Start of TEXT EXTRACT

One possible solution is to to rework the optimization to occur when visiting A not D. so the last edge in the visit loop no longer happens.

If that’s not feasible, I don’t think there’s much you can do that is not effectively preventing one of those transitions from occurring when it would cause the infinite visit loop.

HTH,

-Nirav

The root problem is that, when A gets modified, D doesn’t get added back to the worklist. I could match the pattern on A, but the problem remains: when D gets modified, A do not get added back tot he worklist.

I also considered ding several round of DAGCombine, but it is very easy to run into infinite loops, even with a fair amount of sanity checks.

You can always explicitly add D to the worklist when you make the transformation with AddToWorklist. Presuambly this was the cause for your infinite loop.

-Nirav

Explicitly re-adding a node to be processed doesn’t work, because the processing order is canonical.

I suspect the most direct resolution here is to see the problem directly. Can you post a patch?

-Nirav

You can see an instance of that problem in https://reviews.llvm.org/D32756

Depending on which order the combiner pass on the nodes, the optimization kicks in or not. I have other diamond pattern that I want to add and they all suffer in the same way.

iI still don’t fully understand the issue, but it seems like you’re doing multiple merges in a pass and the order of visitation is key.

End of TEXT EXTRACT
Start of DATA LISTING

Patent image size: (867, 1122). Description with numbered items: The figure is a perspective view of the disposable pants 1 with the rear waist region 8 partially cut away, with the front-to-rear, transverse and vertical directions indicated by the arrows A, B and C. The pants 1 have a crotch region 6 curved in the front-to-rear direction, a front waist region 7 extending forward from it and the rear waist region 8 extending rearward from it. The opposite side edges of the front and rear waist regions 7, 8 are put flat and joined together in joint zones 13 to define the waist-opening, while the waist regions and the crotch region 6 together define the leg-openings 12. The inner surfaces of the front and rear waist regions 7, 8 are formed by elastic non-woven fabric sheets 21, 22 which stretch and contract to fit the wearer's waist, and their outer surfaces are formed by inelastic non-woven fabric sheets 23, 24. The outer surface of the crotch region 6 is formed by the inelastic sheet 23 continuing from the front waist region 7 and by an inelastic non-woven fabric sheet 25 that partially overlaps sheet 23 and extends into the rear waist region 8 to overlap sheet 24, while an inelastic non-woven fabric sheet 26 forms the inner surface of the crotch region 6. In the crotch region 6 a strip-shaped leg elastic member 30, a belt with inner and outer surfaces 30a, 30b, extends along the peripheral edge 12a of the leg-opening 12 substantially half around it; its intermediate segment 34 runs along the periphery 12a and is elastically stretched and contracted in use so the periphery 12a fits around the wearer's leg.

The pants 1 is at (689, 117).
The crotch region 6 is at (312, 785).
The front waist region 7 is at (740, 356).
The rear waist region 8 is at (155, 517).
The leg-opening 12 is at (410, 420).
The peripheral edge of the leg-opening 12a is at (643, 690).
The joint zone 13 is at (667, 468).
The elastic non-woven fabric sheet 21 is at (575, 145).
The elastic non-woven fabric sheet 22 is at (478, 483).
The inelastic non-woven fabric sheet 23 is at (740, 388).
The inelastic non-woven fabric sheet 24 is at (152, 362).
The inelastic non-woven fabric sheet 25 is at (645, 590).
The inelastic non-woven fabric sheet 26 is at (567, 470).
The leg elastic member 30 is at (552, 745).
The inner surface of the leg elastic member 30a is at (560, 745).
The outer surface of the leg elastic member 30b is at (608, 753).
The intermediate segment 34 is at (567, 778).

End of DATA LISTING

__YOUR TASK__
Quote the DAGCombine forum thread above from "You can see" up to and including "the same way.".

__FULL OUTPUT__
You can see an instance of that problem in https://reviews.llvm.org/D32756

Depending on which order the combiner pass on the nodes, the optimization kicks in or not. I have other diamond pattern that I want to add and they all suffer in the same way.